_AUFGABEN_
[a] Fasse den Absatz im Textauszug, der mit „Das Menu ist notiert“ beginnt, als Liste mit seinen wichtigsten Fakten zusammen.
[b] Bearbeite im Textauszug die Stelle, die mit „Nachdem wir letzten“ beginnt und bis einschließlich „ganz normaler Wahnsinn!“ reicht, und gib sie wieder, wobei „Samstag“ durch „Sonntag“ ersetzt wird.
------ TEXTAUSZUG ------
Nachdem wir letzten Samstag eine Geburtstagsparty zum 1. Geburtstag unserer Tochter Vivienne organisiert haben, kam mir die Idee Euch aufzuzeigen, wie das bei uns so läuft und welche Spagate wir machen müssen, um zu einer bestimmten Zeit mit zwei schön gekleideten Kindern,
die gekämmte Haare und saubere Hände haben, mit einem lockeren, strahlenden Lächeln in der Türe zu stehen und Gäste zu empfangen. Für uns ein ganz normaler Wahnsinn!
Einen Wecker braucht’s nicht
Das Menu ist notiert, die Einkäufe sind gemacht, die Geburtstagstorte kreierte Gregor, mein Mann (!) gestern Abend mitsamt einer schönen Eins, welche er mit einer unvorstellbaren Genauigkeit, die nur Männer an den Tag legen können, aus Rollfondant ausstach und modellierte. Es wartet aber noch viel Arbeit auf mich, es empfiehlt sich also möglichst früh mit allem anzufangen, damit die Zeit auch für alles reicht. Einen Wecker braucht’s bei uns nicht, um 06:30 höre ich das erste «Mami, Sirup!» und im Bettchen nebenan das erste «Dadadada».
Abfallentsorgung par excellence
Gregor ist ein wahrer Goldschatz. Er steht nachts bei verloren gegangenen Schnullern genauso auf wie ich, er übernimmt abends und am Wochenende seine Vaterrolle zu 100 %, ist nebenbei ein absolutes Genie im Erstellen von komplexen Heimnetzwerken, Reparieren von kaputten Haushaltsgeräten, er kann Computer auseinandernehmen, Handys reparieren, kann aber auch köstliche Babybreie zubereiten, Schokoladenkuchen backen und zwischen all diesen Talenten versteht er auch noch die Weltpolitik, den Finanzmarkt und kann sich jederzeit mit Kollegen über die gestrigen Resultate in Pyeonchang im Frauen Ski Freestyle unterhalten. Gut soweit. Zu seinen Aufgaben im Haushalt gehören eigentlich nur die Abfallentsorgung mitsamt Altpapier und Altglas. Diese Aufgabe nimmt er vor allem an Tagen wahr, an denen wir Besuch bekommen. Wie zu erwarten hält er sich also während den Vorbereitungen für Vivienne’s Geburtstagsparty auf dem Entsorgungsplatz unserer Gemeinde auf. Natürlich ist sein Auto wie immer, wenn wir Besuch erwarten, völlig verstaubt, weshalb er auch noch die Autowaschanlage besucht und jeden Zentimeter des goldbraunen Autolacks eigenhändig und unermüdlich poliert.
------ DATENAUSZUG ------
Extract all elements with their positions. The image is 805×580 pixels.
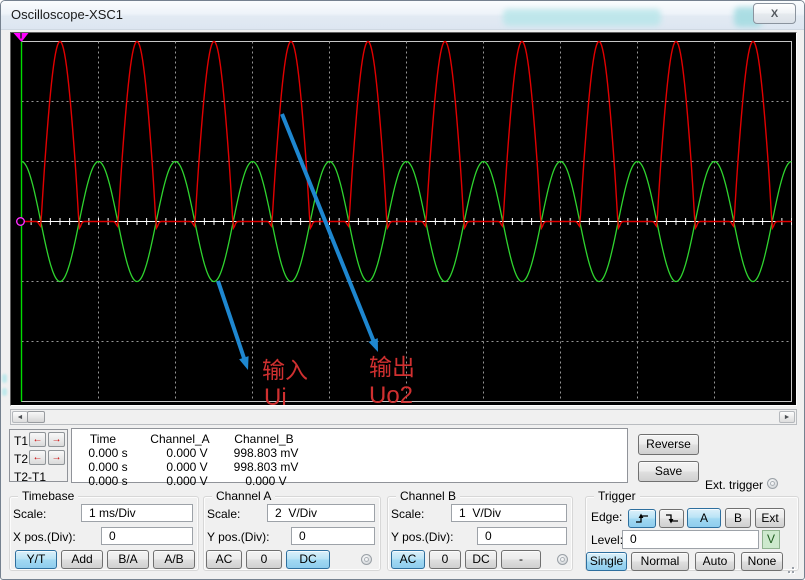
delta-channel-b-value: 0.000 V: [245, 474, 286, 488]
aero-glass-reflection: [503, 9, 661, 26]
scroll-right-button[interactable]: ►: [779, 411, 795, 423]
t1-step-right-button[interactable]: →: [48, 432, 65, 447]
title-bar[interactable]: Oscilloscope-XSC1 X: [1, 1, 804, 30]
channel-a-ypos-field[interactable]: 0: [291, 527, 375, 545]
trigger-edge-label: Edge:: [591, 510, 622, 524]
scroll-right-icon: ►: [784, 414, 791, 421]
save-button[interactable]: Save: [638, 461, 699, 482]
right-arrow-icon: →: [52, 434, 62, 445]
t2-step-right-button[interactable]: →: [48, 450, 65, 465]
timebase-mode-yt-button[interactable]: Y/T: [15, 550, 57, 569]
annotation-arrow: [218, 281, 245, 361]
channel-b-ypos-field[interactable]: 0: [477, 527, 567, 545]
channel-a-dc-button[interactable]: DC: [286, 550, 330, 569]
channel-b-ac-button[interactable]: AC: [391, 550, 425, 569]
timebase-mode-ab-button[interactable]: A/B: [153, 550, 195, 569]
trigger-mode-normal-button[interactable]: Normal: [631, 552, 689, 571]
trigger-mode-single-button[interactable]: Single: [586, 552, 627, 571]
channel-a-ac-button[interactable]: AC: [206, 550, 242, 569]
timebase-scale-field[interactable]: 1 ms/Div: [81, 504, 193, 522]
ext-trigger-connector-icon: [767, 478, 778, 489]
timebase-scale-label: Scale:: [13, 507, 46, 521]
trigger-mode-none-button[interactable]: None: [741, 552, 783, 571]
reverse-button[interactable]: Reverse: [638, 434, 699, 455]
left-arrow-icon: ←: [33, 452, 43, 463]
ext-trigger-label: Ext. trigger: [705, 478, 763, 492]
cursor-delta-label: T2-T1: [14, 470, 46, 484]
scroll-left-icon: ◄: [17, 414, 24, 421]
scrollbar-thumb[interactable]: [27, 411, 45, 423]
annotation-arrow: [282, 114, 374, 343]
waveform-plot: 输入Ui 输出Uo2: [11, 33, 796, 405]
falling-edge-icon: [664, 512, 680, 525]
trigger-rising-edge-button[interactable]: [628, 509, 656, 528]
channel-b-minus-button[interactable]: -: [501, 550, 541, 569]
aero-glass-reflection: [2, 388, 7, 396]
column-header-channel-b: Channel_B: [234, 432, 293, 446]
cursor-control-box: T1 ← → T2 ← → T2-T1: [9, 429, 68, 482]
window-title: Oscilloscope-XSC1: [11, 7, 123, 22]
scope-display: 输入Ui 输出Uo2: [10, 32, 797, 406]
annotation-label: Ui: [264, 384, 287, 405]
rising-edge-icon: [634, 512, 650, 525]
annotation-label: Uo2: [369, 382, 413, 405]
t1-step-left-button[interactable]: ←: [29, 432, 46, 447]
timebase-mode-add-button[interactable]: Add: [61, 550, 103, 569]
t2-time-value: 0.000 s: [88, 460, 127, 474]
channel-b-scale-field[interactable]: 1 V/Div: [451, 504, 567, 522]
trigger-falling-edge-button[interactable]: [659, 509, 684, 528]
channel-b-scale-label: Scale:: [391, 507, 424, 521]
t2-step-left-button[interactable]: ←: [29, 450, 46, 465]
trigger-source-b-button[interactable]: B: [725, 508, 751, 528]
timebase-xpos-field[interactable]: 0: [101, 527, 193, 545]
channel-b-zero-button[interactable]: 0: [429, 550, 461, 569]
delta-time-value: 0.000 s: [88, 474, 127, 488]
close-icon: X: [771, 8, 778, 20]
channel-b-ypos-label: Y pos.(Div):: [391, 530, 453, 544]
trigger-source-ext-button[interactable]: Ext: [755, 508, 785, 528]
channel-b-dc-button[interactable]: DC: [465, 550, 497, 569]
channel-a-scale-field[interactable]: 2 V/Div: [267, 504, 375, 522]
t2-channel-a-value: 0.000 V: [166, 460, 207, 474]
trigger-level-field[interactable]: 0: [622, 530, 759, 549]
trigger-level-label: Level:: [591, 533, 623, 547]
delta-channel-a-value: 0.000 V: [166, 474, 207, 488]
right-arrow-icon: →: [52, 452, 62, 463]
timebase-mode-ba-button[interactable]: B/A: [107, 550, 149, 569]
column-header-time: Time: [90, 432, 116, 446]
scroll-left-button[interactable]: ◄: [12, 411, 28, 423]
channel-a-ypos-label: Y pos.(Div):: [207, 530, 269, 544]
timebase-xpos-label: X pos.(Div):: [13, 530, 76, 544]
trigger-level-unit-select[interactable]: V: [762, 530, 780, 549]
trigger-title: Trigger: [594, 489, 640, 503]
cursor-t2-label: T2: [14, 452, 28, 466]
trigger-source-a-button[interactable]: A: [687, 508, 721, 528]
trigger-level-marker[interactable]: [17, 218, 25, 226]
close-button[interactable]: X: [753, 3, 796, 24]
t1-channel-b-value: 998.803 mV: [234, 446, 299, 460]
t1-channel-a-value: 0.000 V: [166, 446, 207, 460]
channel-a-zero-button[interactable]: 0: [246, 550, 282, 569]
horizontal-scrollbar[interactable]: ◄ ►: [10, 409, 797, 425]
channel-a-connector-icon: [361, 554, 372, 565]
timebase-title: Timebase: [18, 489, 78, 503]
channel-b-title: Channel B: [396, 489, 460, 503]
annotation-label: 输出: [369, 354, 415, 380]
left-arrow-icon: ←: [33, 434, 43, 445]
measurement-readout: Time Channel_A Channel_B 0.000 s 0.000 V…: [71, 428, 628, 483]
cursor-t1-label: T1: [14, 434, 28, 448]
t2-channel-b-value: 998.803 mV: [234, 460, 299, 474]
channel-a-title: Channel A: [212, 489, 275, 503]
aero-glass-reflection: [2, 374, 7, 383]
t1-time-value: 0.000 s: [88, 446, 127, 460]
oscilloscope-window: Oscilloscope-XSC1 X 输入Ui 输出Uo2 ◄ ► T1 ← →…: [0, 0, 805, 580]
channel-b-connector-icon: [557, 554, 568, 565]
channel-a-scale-label: Scale:: [207, 507, 240, 521]
trigger-mode-auto-button[interactable]: Auto: [695, 552, 735, 571]
column-header-channel-a: Channel_A: [150, 432, 209, 446]
annotation-label: 输入: [262, 357, 308, 383]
------
_ANTWORTEN_
[a]
- Das Menü ist notiert, und die Einkäufe sind erledigt.
- Gregor hat gestern Abend die Geburtstagstorte gemacht. Dazu gehört eine Eins, die er sehr genau aus Rollfondant ausgestochen und modelliert hat.
- Es wartet noch viel Arbeit, deshalb soll möglichst früh begonnen werden.
- Ein Wecker ist unnötig: Um 06:30 ertönt das erste «Mami, Sirup!» und aus dem Bettchen nebenan das erste «Dadadada».

[b]
Nachdem wir letzten Sonntag eine Geburtstagsparty zum 1. Geburtstag unserer Tochter Vivienne organisiert haben, kam mir die Idee Euch aufzuzeigen, wie das bei uns so läuft und welche Spagate wir machen müssen, um zu einer bestimmten Zeit mit zwei schön gekleideten Kindern,
die gekämmte Haare und saubere Hände haben, mit einem lockeren, strahlenden Lächeln in der Türe zu stehen und Gäste zu empfangen. Für uns ein ganz normaler Wahnsinn!